_Data lines_
----------

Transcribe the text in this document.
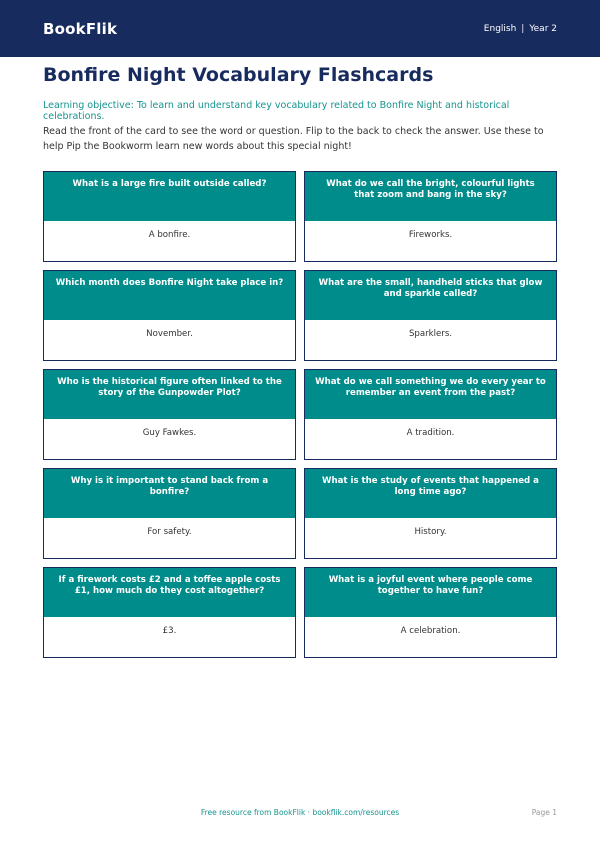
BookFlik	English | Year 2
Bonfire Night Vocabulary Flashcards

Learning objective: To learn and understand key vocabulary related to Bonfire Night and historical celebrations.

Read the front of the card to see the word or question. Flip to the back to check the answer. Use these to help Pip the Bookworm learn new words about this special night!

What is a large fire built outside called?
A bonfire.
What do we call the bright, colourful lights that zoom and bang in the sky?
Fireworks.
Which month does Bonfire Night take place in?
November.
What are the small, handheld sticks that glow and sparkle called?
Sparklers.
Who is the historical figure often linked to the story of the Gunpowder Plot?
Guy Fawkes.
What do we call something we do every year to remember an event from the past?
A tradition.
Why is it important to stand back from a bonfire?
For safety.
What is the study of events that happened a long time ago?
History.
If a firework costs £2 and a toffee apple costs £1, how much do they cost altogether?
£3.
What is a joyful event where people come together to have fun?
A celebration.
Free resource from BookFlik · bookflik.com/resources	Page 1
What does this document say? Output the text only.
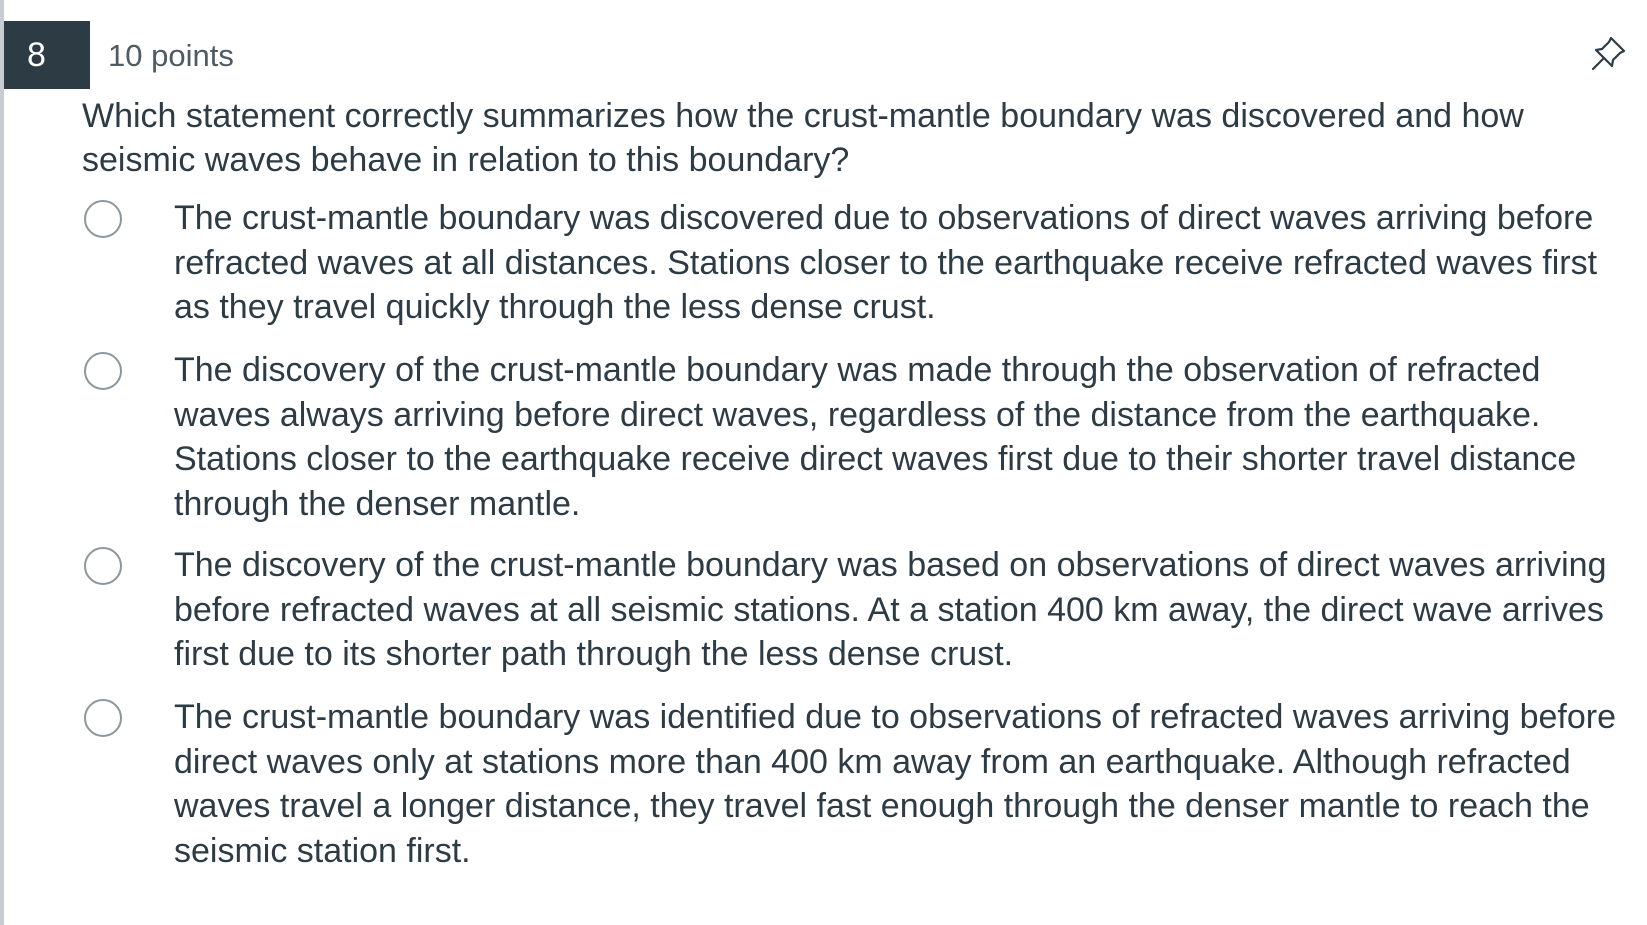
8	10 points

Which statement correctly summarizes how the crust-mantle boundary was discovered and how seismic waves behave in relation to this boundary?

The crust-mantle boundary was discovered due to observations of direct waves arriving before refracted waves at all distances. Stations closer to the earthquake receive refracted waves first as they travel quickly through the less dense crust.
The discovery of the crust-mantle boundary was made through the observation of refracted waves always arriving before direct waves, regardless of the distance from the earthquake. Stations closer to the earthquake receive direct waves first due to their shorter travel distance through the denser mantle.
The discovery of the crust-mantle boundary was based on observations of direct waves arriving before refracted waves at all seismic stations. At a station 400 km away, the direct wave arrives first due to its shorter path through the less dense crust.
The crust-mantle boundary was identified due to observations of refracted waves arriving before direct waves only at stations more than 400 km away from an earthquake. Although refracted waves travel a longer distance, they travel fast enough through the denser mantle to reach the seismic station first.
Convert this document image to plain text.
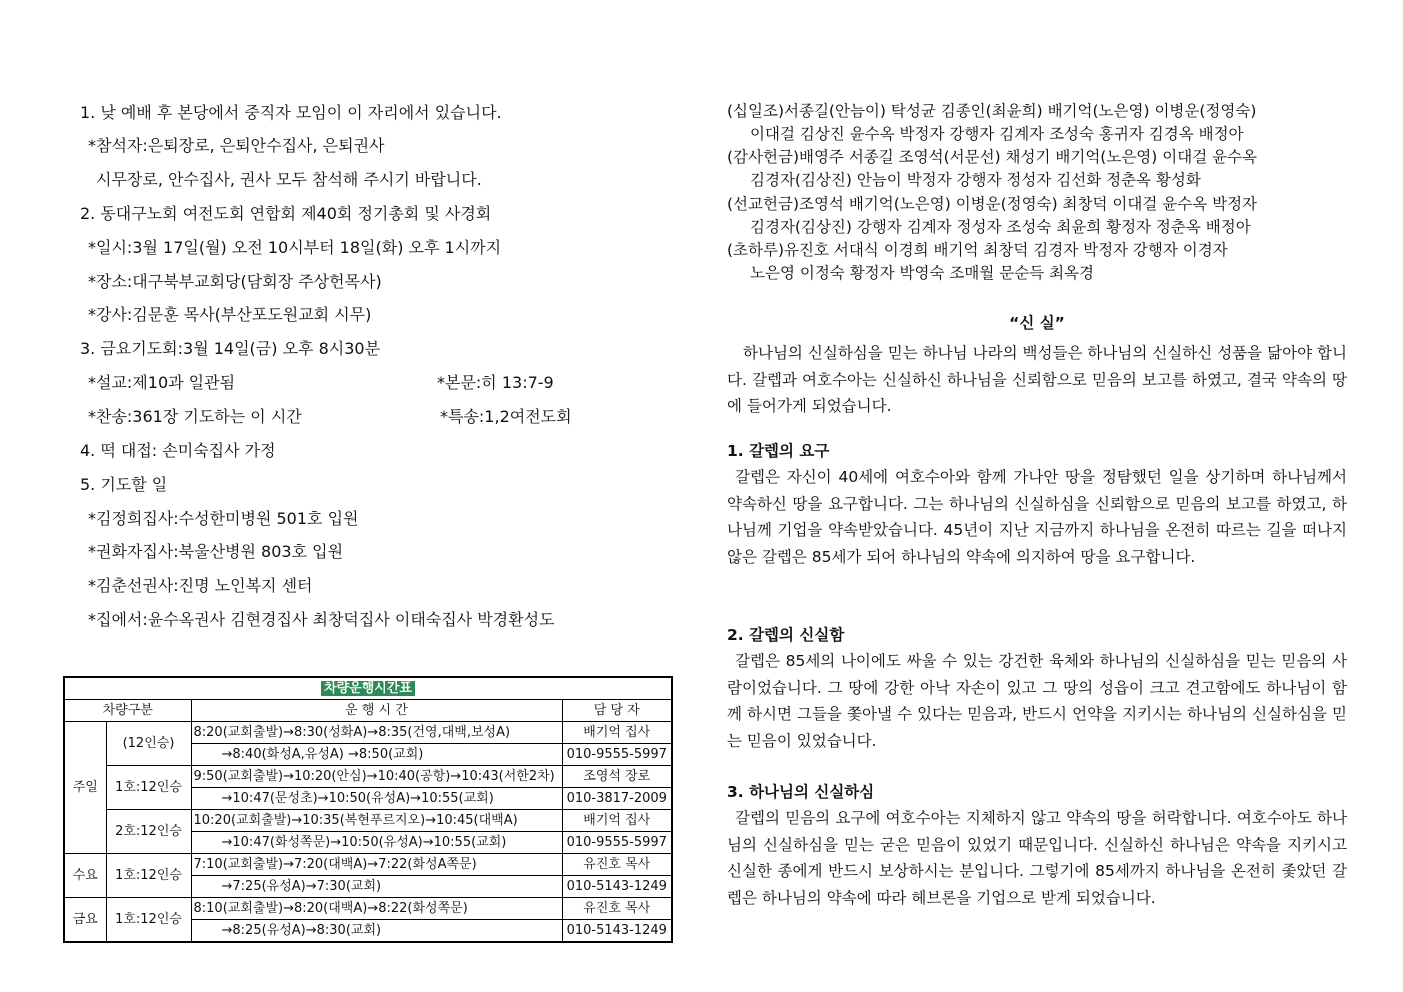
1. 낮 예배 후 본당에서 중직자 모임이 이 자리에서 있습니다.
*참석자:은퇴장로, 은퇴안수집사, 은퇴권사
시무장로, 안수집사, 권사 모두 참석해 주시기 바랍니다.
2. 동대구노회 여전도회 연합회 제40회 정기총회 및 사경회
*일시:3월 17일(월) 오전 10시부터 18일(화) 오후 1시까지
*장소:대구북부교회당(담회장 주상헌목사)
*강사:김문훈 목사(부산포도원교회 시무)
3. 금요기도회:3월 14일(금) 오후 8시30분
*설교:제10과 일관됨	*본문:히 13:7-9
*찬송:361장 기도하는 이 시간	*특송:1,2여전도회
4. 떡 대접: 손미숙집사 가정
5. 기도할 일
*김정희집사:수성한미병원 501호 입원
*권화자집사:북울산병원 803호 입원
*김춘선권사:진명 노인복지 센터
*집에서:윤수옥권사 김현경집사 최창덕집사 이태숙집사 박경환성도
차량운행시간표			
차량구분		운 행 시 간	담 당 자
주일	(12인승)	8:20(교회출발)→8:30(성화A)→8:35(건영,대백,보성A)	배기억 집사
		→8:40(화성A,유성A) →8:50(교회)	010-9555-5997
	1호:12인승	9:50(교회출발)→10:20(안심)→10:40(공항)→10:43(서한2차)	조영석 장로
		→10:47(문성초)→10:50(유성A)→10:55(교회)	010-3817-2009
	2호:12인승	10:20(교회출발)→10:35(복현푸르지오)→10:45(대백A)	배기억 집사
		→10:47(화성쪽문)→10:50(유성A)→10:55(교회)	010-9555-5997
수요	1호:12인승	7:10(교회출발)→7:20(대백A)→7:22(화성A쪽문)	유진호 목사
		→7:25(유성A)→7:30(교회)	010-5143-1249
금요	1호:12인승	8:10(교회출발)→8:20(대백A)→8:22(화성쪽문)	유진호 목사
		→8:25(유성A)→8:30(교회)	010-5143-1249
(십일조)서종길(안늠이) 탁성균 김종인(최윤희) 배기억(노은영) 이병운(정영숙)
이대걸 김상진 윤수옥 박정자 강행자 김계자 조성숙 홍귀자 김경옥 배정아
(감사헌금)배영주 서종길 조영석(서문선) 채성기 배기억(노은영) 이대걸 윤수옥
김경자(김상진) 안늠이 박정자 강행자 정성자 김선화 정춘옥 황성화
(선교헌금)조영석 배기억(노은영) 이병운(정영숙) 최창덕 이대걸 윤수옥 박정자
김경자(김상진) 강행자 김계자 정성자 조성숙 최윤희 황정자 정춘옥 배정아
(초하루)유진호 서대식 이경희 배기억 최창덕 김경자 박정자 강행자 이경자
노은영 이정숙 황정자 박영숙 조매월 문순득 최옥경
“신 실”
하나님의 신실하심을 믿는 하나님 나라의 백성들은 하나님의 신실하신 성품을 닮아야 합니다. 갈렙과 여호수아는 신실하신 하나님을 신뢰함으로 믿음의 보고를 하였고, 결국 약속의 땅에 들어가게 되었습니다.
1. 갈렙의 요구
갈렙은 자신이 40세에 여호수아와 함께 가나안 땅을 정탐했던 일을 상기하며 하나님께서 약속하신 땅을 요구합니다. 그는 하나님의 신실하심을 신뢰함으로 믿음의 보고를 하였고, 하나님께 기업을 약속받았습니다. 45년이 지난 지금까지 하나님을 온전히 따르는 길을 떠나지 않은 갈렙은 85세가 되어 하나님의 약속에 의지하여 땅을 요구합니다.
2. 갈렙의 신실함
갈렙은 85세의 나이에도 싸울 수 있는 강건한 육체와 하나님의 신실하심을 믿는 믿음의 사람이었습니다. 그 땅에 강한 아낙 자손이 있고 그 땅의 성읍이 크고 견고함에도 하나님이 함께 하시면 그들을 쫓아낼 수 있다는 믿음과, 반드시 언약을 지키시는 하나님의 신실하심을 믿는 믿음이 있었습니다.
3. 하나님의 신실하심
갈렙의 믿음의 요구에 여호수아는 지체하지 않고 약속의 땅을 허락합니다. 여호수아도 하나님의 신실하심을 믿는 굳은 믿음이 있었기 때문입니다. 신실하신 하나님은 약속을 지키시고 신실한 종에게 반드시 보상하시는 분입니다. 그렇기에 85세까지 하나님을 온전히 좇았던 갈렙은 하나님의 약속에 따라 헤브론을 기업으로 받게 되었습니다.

----------

_What you are asked to do_
Leaving all pictures aside, quote each record exactly.

_Written solution_
Transcribe the text in this document.
BookFlik	English | Year 2
Bonfire Night Vocabulary Flashcards

Learning objective: To learn and understand key vocabulary related to Bonfire Night and historical celebrations.

Read the front of the card to see the word or question. Flip to the back to check the answer. Use these to help Pip the Bookworm learn new words about this special night!

What is a large fire built outside called?
A bonfire.
What do we call the bright, colourful lights that zoom and bang in the sky?
Fireworks.
Which month does Bonfire Night take place in?
November.
What are the small, handheld sticks that glow and sparkle called?
Sparklers.
Who is the historical figure often linked to the story of the Gunpowder Plot?
Guy Fawkes.
What do we call something we do every year to remember an event from the past?
A tradition.
Why is it important to stand back from a bonfire?
For safety.
What is the study of events that happened a long time ago?
History.
If a firework costs £2 and a toffee apple costs £1, how much do they cost altogether?
£3.
What is a joyful event where people come together to have fun?
A celebration.
Free resource from BookFlik · bookflik.com/resources	Page 1
What does this document say? Output the text only.
8	10 points

Which statement correctly summarizes how the crust-mantle boundary was discovered and how seismic waves behave in relation to this boundary?

The crust-mantle boundary was discovered due to observations of direct waves arriving before refracted waves at all distances. Stations closer to the earthquake receive refracted waves first as they travel quickly through the less dense crust.
The discovery of the crust-mantle boundary was made through the observation of refracted waves always arriving before direct waves, regardless of the distance from the earthquake. Stations closer to the earthquake receive direct waves first due to their shorter travel distance through the denser mantle.
The discovery of the crust-mantle boundary was based on observations of direct waves arriving before refracted waves at all seismic stations. At a station 400 km away, the direct wave arrives first due to its shorter path through the less dense crust.
The crust-mantle boundary was identified due to observations of refracted waves arriving before direct waves only at stations more than 400 km away from an earthquake. Although refracted waves travel a longer distance, they travel fast enough through the denser mantle to reach the seismic station first.
Convert this document image to plain text.
1. 낮 예배 후 본당에서 중직자 모임이 이 자리에서 있습니다.
*참석자:은퇴장로, 은퇴안수집사, 은퇴권사
시무장로, 안수집사, 권사 모두 참석해 주시기 바랍니다.
2. 동대구노회 여전도회 연합회 제40회 정기총회 및 사경회
*일시:3월 17일(월) 오전 10시부터 18일(화) 오후 1시까지
*장소:대구북부교회당(담회장 주상헌목사)
*강사:김문훈 목사(부산포도원교회 시무)
3. 금요기도회:3월 14일(금) 오후 8시30분
*설교:제10과 일관됨	*본문:히 13:7-9
*찬송:361장 기도하는 이 시간	*특송:1,2여전도회
4. 떡 대접: 손미숙집사 가정
5. 기도할 일
*김정희집사:수성한미병원 501호 입원
*권화자집사:북울산병원 803호 입원
*김춘선권사:진명 노인복지 센터
*집에서:윤수옥권사 김현경집사 최창덕집사 이태숙집사 박경환성도
차량운행시간표			
차량구분		운 행 시 간	담 당 자
주일	(12인승)	8:20(교회출발)→8:30(성화A)→8:35(건영,대백,보성A)	배기억 집사
		→8:40(화성A,유성A) →8:50(교회)	010-9555-5997
	1호:12인승	9:50(교회출발)→10:20(안심)→10:40(공항)→10:43(서한2차)	조영석 장로
		→10:47(문성초)→10:50(유성A)→10:55(교회)	010-3817-2009
	2호:12인승	10:20(교회출발)→10:35(복현푸르지오)→10:45(대백A)	배기억 집사
		→10:47(화성쪽문)→10:50(유성A)→10:55(교회)	010-9555-5997
수요	1호:12인승	7:10(교회출발)→7:20(대백A)→7:22(화성A쪽문)	유진호 목사
		→7:25(유성A)→7:30(교회)	010-5143-1249
금요	1호:12인승	8:10(교회출발)→8:20(대백A)→8:22(화성쪽문)	유진호 목사
		→8:25(유성A)→8:30(교회)	010-5143-1249
(십일조)서종길(안늠이) 탁성균 김종인(최윤희) 배기억(노은영) 이병운(정영숙)
이대걸 김상진 윤수옥 박정자 강행자 김계자 조성숙 홍귀자 김경옥 배정아
(감사헌금)배영주 서종길 조영석(서문선) 채성기 배기억(노은영) 이대걸 윤수옥
김경자(김상진) 안늠이 박정자 강행자 정성자 김선화 정춘옥 황성화
(선교헌금)조영석 배기억(노은영) 이병운(정영숙) 최창덕 이대걸 윤수옥 박정자
김경자(김상진) 강행자 김계자 정성자 조성숙 최윤희 황정자 정춘옥 배정아
(초하루)유진호 서대식 이경희 배기억 최창덕 김경자 박정자 강행자 이경자
노은영 이정숙 황정자 박영숙 조매월 문순득 최옥경
“신 실”
하나님의 신실하심을 믿는 하나님 나라의 백성들은 하나님의 신실하신 성품을 닮아야 합니다. 갈렙과 여호수아는 신실하신 하나님을 신뢰함으로 믿음의 보고를 하였고, 결국 약속의 땅에 들어가게 되었습니다.
1. 갈렙의 요구
갈렙은 자신이 40세에 여호수아와 함께 가나안 땅을 정탐했던 일을 상기하며 하나님께서 약속하신 땅을 요구합니다. 그는 하나님의 신실하심을 신뢰함으로 믿음의 보고를 하였고, 하나님께 기업을 약속받았습니다. 45년이 지난 지금까지 하나님을 온전히 따르는 길을 떠나지 않은 갈렙은 85세가 되어 하나님의 약속에 의지하여 땅을 요구합니다.
2. 갈렙의 신실함
갈렙은 85세의 나이에도 싸울 수 있는 강건한 육체와 하나님의 신실하심을 믿는 믿음의 사람이었습니다. 그 땅에 강한 아낙 자손이 있고 그 땅의 성읍이 크고 견고함에도 하나님이 함께 하시면 그들을 쫓아낼 수 있다는 믿음과, 반드시 언약을 지키시는 하나님의 신실하심을 믿는 믿음이 있었습니다.
3. 하나님의 신실하심
갈렙의 믿음의 요구에 여호수아는 지체하지 않고 약속의 땅을 허락합니다. 여호수아도 하나님의 신실하심을 믿는 굳은 믿음이 있었기 때문입니다. 신실하신 하나님은 약속을 지키시고 신실한 종에게 반드시 보상하시는 분입니다. 그렇기에 85세까지 하나님을 온전히 좇았던 갈렙은 하나님의 약속에 따라 헤브론을 기업으로 받게 되었습니다.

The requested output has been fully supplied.